**WHAT IS EXPECTED**
List each line of the data in which the string "document" appears.

**DATA ENTRIES**
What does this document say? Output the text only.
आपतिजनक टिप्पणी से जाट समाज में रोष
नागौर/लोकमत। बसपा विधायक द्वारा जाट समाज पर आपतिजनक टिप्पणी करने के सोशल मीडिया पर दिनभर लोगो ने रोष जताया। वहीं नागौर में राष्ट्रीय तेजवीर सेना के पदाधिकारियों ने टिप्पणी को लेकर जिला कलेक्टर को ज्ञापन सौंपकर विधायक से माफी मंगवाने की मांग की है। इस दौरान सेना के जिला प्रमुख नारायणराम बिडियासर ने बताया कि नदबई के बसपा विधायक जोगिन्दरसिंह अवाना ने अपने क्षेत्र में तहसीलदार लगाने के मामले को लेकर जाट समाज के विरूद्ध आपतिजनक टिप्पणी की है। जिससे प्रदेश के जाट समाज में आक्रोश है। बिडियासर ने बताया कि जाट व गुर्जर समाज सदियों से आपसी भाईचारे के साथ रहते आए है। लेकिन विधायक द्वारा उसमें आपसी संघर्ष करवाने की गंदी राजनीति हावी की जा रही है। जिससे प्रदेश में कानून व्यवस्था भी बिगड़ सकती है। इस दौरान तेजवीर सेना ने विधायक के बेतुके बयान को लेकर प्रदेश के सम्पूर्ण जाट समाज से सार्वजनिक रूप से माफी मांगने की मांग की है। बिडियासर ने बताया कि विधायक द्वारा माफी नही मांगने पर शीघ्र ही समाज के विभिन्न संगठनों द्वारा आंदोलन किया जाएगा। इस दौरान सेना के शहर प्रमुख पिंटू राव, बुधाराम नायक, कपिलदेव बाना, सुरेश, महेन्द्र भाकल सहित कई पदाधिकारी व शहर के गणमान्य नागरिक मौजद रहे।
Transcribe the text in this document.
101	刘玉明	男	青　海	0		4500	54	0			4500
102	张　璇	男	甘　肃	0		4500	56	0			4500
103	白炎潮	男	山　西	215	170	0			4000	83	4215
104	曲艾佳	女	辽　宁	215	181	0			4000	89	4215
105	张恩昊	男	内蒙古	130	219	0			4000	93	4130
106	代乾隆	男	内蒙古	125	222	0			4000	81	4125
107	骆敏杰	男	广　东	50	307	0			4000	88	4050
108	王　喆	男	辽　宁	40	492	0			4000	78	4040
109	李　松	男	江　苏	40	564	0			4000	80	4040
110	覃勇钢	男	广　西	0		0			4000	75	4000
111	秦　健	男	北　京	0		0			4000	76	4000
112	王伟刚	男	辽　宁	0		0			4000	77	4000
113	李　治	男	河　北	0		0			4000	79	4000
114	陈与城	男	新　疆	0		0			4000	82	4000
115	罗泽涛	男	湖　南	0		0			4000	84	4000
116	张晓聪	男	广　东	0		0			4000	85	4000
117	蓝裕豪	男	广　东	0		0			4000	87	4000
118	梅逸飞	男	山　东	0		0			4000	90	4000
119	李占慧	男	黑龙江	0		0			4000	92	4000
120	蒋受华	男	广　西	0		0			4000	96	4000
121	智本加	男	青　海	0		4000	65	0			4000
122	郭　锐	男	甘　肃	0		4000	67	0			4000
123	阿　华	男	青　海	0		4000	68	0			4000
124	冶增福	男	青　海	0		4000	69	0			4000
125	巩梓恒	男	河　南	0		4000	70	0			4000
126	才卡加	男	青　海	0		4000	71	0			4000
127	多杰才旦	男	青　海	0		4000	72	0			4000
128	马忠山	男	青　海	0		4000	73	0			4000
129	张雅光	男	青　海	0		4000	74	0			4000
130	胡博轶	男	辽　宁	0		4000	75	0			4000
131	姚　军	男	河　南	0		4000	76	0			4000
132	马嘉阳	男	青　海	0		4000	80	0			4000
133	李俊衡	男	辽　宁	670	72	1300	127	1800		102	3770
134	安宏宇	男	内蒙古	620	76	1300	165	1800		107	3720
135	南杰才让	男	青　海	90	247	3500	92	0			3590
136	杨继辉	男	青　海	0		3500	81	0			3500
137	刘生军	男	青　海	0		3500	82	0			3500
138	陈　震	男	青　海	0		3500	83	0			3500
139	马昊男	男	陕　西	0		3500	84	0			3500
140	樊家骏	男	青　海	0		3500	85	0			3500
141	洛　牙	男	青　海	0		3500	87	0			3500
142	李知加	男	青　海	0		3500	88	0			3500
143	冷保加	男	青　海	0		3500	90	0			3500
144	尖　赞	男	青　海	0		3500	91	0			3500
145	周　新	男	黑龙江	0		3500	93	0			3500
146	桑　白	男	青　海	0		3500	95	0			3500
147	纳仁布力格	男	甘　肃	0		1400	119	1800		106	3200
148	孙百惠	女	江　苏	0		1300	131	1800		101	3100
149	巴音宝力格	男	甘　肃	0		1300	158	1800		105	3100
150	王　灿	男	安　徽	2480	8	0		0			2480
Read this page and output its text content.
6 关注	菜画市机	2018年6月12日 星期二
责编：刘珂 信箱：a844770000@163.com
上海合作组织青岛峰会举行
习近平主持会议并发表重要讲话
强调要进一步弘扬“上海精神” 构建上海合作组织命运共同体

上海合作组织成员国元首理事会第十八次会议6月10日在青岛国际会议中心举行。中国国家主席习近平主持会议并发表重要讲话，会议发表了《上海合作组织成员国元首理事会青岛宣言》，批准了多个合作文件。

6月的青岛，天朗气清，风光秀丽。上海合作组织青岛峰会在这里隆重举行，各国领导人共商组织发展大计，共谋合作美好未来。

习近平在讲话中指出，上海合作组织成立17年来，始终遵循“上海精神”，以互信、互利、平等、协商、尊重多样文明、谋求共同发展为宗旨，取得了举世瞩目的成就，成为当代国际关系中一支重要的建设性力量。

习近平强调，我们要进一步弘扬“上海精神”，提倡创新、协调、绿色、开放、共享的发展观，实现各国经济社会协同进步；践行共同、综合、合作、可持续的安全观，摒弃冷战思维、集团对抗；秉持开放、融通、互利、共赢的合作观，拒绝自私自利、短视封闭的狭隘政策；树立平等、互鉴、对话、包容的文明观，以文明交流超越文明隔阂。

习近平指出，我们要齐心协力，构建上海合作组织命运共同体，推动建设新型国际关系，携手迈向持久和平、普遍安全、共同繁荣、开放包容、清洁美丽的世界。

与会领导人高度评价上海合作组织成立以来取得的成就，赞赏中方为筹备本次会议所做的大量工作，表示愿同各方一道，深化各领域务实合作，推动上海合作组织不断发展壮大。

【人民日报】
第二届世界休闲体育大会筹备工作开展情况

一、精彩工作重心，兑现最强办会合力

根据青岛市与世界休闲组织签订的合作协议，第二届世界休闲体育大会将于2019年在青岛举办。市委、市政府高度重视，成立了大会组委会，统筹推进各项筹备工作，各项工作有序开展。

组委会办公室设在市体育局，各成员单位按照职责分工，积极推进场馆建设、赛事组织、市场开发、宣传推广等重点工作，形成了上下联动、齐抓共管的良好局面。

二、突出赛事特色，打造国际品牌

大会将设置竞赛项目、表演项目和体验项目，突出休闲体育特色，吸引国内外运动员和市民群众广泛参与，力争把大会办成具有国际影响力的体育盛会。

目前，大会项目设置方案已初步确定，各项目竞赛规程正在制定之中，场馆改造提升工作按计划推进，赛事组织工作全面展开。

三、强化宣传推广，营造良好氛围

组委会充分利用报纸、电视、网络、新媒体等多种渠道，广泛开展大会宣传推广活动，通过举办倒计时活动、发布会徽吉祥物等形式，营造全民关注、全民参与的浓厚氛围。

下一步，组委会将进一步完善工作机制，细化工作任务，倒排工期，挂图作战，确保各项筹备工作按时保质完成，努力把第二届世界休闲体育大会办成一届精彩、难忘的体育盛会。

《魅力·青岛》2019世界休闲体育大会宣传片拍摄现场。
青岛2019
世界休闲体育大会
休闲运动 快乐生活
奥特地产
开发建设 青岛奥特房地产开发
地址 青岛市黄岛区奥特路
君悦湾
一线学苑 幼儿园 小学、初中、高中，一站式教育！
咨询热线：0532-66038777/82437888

**ANSWER TO THIS PROBLEM**
What does this document say? Output the text only.
Transcribe the text in this document.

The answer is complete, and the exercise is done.